## WHAT YOU HAVE TO DO
Identify all lines in the data containing the string "involved". Copy them out.

Start of SUPPLIED MATERIAL

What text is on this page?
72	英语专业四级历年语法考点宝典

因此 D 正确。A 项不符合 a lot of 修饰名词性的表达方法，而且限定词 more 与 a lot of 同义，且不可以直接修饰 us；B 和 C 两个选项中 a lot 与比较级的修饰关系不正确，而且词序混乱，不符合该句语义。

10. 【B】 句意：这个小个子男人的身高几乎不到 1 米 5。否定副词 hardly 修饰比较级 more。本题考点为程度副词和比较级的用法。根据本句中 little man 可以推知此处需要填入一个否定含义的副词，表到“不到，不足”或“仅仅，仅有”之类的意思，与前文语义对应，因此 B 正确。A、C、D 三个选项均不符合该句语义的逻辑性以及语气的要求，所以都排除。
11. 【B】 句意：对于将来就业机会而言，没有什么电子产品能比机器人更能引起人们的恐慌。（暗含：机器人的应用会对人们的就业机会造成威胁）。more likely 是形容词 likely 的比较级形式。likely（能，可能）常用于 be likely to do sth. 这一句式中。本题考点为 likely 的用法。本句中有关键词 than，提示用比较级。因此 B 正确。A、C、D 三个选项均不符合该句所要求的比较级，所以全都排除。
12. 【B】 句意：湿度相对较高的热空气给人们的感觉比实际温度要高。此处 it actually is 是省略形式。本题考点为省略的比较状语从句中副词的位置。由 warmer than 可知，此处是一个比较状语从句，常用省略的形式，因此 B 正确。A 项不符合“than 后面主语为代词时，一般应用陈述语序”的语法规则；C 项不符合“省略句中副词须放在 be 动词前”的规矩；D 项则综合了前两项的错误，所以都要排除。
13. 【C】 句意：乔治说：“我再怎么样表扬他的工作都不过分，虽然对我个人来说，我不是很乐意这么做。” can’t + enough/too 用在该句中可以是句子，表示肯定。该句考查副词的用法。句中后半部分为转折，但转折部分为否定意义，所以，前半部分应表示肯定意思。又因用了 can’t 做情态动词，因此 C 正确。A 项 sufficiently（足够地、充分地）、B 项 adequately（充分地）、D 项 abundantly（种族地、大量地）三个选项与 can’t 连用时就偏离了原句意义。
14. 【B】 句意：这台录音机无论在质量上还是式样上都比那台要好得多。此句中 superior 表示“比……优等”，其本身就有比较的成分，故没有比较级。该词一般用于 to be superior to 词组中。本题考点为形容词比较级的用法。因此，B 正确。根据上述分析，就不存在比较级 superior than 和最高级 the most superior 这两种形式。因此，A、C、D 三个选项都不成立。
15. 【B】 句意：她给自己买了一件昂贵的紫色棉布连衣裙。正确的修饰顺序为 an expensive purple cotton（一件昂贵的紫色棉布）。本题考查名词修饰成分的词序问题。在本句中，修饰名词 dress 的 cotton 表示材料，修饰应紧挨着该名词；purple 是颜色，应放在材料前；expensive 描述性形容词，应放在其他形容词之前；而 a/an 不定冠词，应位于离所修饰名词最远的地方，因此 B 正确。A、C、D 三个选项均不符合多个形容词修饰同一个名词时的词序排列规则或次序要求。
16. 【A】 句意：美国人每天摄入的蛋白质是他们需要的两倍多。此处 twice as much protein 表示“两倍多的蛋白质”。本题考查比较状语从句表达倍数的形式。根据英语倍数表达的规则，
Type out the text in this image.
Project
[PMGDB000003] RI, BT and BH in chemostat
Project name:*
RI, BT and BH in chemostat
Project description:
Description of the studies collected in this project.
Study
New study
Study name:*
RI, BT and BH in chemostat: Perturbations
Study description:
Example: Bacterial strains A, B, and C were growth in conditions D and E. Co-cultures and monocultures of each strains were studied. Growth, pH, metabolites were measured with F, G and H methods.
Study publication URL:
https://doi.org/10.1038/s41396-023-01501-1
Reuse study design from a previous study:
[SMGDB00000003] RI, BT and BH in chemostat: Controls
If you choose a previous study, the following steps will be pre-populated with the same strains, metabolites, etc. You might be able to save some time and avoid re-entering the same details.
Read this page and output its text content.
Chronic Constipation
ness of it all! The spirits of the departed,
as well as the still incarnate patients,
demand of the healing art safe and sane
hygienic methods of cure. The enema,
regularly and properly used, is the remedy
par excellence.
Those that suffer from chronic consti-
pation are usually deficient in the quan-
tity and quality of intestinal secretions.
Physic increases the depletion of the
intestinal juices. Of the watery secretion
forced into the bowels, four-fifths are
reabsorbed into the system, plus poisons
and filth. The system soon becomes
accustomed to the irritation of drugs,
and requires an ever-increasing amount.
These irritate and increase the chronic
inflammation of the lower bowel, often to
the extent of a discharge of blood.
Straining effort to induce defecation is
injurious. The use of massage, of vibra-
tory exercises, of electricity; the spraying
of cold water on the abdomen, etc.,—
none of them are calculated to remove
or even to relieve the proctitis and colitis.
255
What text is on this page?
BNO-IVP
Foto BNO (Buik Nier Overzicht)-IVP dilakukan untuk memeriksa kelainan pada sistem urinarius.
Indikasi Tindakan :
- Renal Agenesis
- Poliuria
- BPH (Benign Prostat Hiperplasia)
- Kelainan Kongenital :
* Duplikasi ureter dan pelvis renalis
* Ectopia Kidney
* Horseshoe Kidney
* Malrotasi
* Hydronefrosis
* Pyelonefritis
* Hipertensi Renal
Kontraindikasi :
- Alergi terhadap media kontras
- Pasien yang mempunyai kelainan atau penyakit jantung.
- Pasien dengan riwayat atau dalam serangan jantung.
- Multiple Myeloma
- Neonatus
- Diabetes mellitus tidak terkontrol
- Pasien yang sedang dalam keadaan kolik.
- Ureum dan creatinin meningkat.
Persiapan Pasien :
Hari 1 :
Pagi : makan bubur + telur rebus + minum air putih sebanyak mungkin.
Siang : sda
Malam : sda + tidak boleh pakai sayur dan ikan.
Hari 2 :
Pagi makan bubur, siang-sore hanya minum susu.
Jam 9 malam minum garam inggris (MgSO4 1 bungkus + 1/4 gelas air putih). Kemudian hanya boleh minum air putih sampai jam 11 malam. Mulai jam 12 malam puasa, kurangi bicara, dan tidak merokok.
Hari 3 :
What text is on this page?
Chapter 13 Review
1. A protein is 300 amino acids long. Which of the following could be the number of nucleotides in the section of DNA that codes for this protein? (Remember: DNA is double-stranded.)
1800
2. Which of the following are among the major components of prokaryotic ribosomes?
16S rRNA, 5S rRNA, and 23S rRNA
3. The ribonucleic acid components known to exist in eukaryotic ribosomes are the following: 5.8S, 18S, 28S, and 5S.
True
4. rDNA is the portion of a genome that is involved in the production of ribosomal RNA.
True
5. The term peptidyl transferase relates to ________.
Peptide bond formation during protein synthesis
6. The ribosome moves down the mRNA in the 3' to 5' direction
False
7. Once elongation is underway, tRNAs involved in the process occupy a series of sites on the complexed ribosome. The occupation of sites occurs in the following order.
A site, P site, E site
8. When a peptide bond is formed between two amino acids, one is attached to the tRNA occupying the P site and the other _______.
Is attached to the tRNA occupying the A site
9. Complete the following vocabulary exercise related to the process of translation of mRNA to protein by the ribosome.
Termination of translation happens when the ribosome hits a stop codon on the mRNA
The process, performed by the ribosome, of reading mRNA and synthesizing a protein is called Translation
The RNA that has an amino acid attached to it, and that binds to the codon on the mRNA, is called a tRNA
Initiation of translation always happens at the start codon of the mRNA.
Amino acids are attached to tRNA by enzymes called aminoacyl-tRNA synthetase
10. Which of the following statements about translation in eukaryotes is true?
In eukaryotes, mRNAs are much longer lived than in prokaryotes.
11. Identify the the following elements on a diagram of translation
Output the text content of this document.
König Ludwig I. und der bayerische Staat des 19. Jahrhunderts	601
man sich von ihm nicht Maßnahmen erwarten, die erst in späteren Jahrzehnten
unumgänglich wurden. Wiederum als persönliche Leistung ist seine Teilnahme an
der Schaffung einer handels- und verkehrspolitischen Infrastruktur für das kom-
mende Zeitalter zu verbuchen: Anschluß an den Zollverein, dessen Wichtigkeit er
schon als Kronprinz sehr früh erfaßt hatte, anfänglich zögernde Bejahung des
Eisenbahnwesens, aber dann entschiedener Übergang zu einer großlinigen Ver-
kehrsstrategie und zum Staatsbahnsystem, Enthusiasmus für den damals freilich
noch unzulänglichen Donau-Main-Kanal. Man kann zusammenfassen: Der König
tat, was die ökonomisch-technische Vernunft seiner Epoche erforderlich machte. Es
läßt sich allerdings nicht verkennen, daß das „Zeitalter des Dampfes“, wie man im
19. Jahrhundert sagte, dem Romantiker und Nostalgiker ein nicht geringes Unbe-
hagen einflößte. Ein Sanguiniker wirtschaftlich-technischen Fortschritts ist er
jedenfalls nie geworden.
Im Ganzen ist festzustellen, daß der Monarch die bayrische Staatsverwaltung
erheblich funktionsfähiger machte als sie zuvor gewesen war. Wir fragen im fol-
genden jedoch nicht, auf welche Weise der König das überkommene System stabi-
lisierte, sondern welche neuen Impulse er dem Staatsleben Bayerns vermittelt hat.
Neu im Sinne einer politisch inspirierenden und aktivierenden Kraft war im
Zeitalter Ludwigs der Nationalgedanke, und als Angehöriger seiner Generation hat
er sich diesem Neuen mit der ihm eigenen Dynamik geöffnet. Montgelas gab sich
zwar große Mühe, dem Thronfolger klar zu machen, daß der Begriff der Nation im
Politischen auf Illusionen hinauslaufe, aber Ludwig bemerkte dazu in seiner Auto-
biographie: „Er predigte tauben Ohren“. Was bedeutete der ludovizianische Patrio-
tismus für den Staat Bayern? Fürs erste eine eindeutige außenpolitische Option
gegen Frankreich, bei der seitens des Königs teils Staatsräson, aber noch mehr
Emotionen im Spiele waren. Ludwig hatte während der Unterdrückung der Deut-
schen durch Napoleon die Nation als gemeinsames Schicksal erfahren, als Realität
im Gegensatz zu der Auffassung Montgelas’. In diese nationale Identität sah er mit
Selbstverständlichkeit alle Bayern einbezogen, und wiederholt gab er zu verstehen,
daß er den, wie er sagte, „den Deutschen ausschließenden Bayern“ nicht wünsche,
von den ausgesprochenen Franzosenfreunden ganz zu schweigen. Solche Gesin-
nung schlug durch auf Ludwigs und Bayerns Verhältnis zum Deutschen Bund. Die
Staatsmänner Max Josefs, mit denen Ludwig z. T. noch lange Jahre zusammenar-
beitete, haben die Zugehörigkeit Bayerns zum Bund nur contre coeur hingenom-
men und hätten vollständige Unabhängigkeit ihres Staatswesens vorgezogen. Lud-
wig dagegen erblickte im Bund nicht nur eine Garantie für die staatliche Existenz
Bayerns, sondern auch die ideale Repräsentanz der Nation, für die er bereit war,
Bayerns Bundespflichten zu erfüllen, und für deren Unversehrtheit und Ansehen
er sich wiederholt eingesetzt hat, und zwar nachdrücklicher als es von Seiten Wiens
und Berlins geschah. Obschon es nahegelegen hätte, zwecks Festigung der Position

End of SUPPLIED MATERIAL

## RESULT
4. rDNA is the portion of a genome that is involved in the production of ribosomal RNA.
7. Once elongation is underway, tRNAs involved in the process occupy a series of sites on the complexed ribosome. The occupation of sites occurs in the following order.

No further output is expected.